* Text
# # # #

The novel fleshes out the lives of two people, Thurlow and Esme, using a deep, third person perspective that at times feels visceral, as if the narrator breaks the wall between characters and the reader. Through Thurlow and Esme’s relationship, the novel branches off into the perspectives of four other characters – Anne-Janet, Ned, Bruce, and Olgo – who are consumed by the everyday obscurity of their lives and thrown into a secret mission to overthrow Thurlow’s design of the Helix – an anti-lonely cult inspired by his separation from his wife, Esme, and his daughter Ida. To combat the contagion of loneliness, Thurlow’s organization holds speed-dating sessions, mixers, and spaces for people to talk about the isolation of their lives to others who empathize. Ironically, in Thurlow’s attempt to overturn his own feelings of loneliness by the bringing together of others who share similar feelings, Thurlow cannot compensate for the lack of Esme and Ida – a familial dynamic he willingly chose to step away from, though he simultaneously regretted in thought. 

In theory, Thurlow wanted to feel the closeness of family and yet, in practice, he felt and created a distance between those who mattered most. As Thurlow’s cult against loneliness grew, outside countries like North Korea wanted to help fund his niche – though not entirely for Thurlow’s purpose of reuniting with wife, but entirely for militant strategies naturally placing Thurlow at risk. Cue in Esme: an undercover agent, also his ex-wife, ordered to collect intel on Thurlow (before they were married) to shut down the Helix and its foreign ties. In theory, Esme still loved Thurlow and yet she chose to observe the growing distance between her and the cult leader despite the tugs on her heart. Cue in one, big complication that parallels into the lives of Anne-Janet, Ned, Bruce, and Olgo – a team assembled by Esme to unravel the Helix who face similar issues of unhappiness and despair. 

Like any good novel should, Woke Up Lonely stirred up a number of questions inside me that felt the need to express themselves – naturally waking me out of sleep – on several yellow Post-it notes. The mini thoughts on my night table read: Is love equatable to where you are wanted, or is it what you want? Are we responsible to love those who claim to love us? Is love governed by the fear of loneliness? Do we just enjoy observing concepts like love, instead of being in love? Is having love and being in love synonymous? I digress.

# # # #

* Rows
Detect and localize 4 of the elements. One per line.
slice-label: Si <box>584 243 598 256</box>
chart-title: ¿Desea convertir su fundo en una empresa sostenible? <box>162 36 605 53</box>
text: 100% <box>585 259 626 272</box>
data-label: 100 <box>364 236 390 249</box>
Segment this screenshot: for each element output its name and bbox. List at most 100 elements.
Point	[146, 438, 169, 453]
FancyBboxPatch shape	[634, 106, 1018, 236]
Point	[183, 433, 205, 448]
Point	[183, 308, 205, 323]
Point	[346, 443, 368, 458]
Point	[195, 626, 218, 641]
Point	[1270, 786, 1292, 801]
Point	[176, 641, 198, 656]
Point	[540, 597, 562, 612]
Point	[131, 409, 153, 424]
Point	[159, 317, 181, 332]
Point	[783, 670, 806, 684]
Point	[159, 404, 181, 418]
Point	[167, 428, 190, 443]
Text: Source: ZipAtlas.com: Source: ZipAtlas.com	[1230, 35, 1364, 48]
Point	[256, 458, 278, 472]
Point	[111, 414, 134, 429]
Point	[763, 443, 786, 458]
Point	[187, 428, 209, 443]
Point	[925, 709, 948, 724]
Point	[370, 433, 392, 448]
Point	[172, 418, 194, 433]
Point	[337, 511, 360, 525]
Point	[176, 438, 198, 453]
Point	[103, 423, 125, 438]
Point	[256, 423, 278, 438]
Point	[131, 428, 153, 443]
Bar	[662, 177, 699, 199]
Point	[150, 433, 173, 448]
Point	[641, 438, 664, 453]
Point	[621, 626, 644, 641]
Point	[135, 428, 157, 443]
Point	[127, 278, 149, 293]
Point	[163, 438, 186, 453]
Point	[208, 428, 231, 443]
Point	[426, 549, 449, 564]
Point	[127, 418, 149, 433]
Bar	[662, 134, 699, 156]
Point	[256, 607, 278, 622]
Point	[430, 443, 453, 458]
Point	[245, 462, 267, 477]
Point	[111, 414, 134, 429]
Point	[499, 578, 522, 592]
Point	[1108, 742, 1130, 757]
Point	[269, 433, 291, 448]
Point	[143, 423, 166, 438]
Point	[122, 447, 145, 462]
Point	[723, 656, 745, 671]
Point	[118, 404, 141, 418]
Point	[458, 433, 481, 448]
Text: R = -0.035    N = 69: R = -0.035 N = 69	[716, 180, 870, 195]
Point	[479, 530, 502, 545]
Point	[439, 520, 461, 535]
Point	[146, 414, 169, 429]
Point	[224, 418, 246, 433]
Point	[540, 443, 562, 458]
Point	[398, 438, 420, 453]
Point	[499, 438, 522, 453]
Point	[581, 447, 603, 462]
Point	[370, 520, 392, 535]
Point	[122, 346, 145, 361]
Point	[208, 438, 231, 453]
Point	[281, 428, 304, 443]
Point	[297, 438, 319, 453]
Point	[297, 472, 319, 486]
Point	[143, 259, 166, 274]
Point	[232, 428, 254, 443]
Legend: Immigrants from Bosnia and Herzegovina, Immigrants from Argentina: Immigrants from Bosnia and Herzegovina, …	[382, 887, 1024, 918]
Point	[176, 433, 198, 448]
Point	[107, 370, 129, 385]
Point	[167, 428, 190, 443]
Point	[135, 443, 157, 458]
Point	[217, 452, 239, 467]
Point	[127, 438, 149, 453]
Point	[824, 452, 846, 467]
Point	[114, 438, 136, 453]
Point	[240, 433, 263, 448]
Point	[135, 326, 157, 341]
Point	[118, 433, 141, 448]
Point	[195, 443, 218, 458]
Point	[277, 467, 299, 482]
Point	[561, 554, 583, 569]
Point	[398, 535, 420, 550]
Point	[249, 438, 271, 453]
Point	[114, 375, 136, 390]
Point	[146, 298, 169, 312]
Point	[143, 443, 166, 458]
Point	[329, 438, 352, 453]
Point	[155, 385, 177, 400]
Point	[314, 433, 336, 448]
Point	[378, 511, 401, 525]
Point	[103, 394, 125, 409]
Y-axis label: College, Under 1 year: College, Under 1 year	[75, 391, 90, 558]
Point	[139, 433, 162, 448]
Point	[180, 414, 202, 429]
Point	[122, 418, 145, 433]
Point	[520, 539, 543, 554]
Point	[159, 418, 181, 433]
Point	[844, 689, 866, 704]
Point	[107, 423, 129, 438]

# # # #

* Actions to take
1. Reproduce the review of Woke Up Lonely, everything from "In theory, Thurlow" down to "unhappiness and despair.".
2. According to the review of Woke Up Lonely, what does Thurlow's organization hold to combat the contagion of loneliness?
3. Carry on the review of Woke Up Lonely from the point where it stops.

* Task results
1.
In theory, Thurlow wanted to feel the closeness of family and yet, in practice, he felt and created a distance between those who mattered most. As Thurlow’s cult against loneliness grew, outside countries like North Korea wanted to help fund his niche – though not entirely for Thurlow’s purpose of reuniting with wife, but entirely for militant strategies naturally placing Thurlow at risk. Cue in Esme: an undercover agent, also his ex-wife, ordered to collect intel on Thurlow (before they were married) to shut down the Helix and its foreign ties. In theory, Esme still loved Thurlow and yet she chose to observe the growing distance between her and the cult leader despite the tugs on her heart. Cue in one, big complication that parallels into the lives of Anne-Janet, Ned, Bruce, and Olgo – a team assembled by Esme to unravel the Helix who face similar issues of unhappiness and despair.

2. Speed-dating sessions, mixers, and spaces for people to talk about the isolation of their lives to others who empathize.

3.
Back to the one, big complication that permeates the novel. I’m going to do my best in turning to a theory by psychoanalyst Jacque Lacan to help with this one: anxiety (or in this case, the anxiety of loneliness) is generated by a lack that is lacking (I know, huh?). In a simpler sense: the anxiety of being lonely stems directly from the desire to fill loneliness with symbols of love. We tend to feel like we are always missing something, despite having everything we need to produce that “something,” because without the desire of a lack, there is no sense of being (says Lacan). Fulfilling ourselves with others places us at a vulnerable state of dependency to be, yet recognition by others is the only way we are. This causes us to want love, yet repel love at the same time. A great example of this can be seen through Ned’s story: a man who finds out he’s adopted and has a sister who he’s never met. In desiring to meet his sister as a way to fulfil his loneliness, of which he does, he – along with his family – dies in a plane crash following their reunion. Though extreme, Ned’s separation from his sister symbolized his survival – when that lack was no longer, he literally kicked the bucket.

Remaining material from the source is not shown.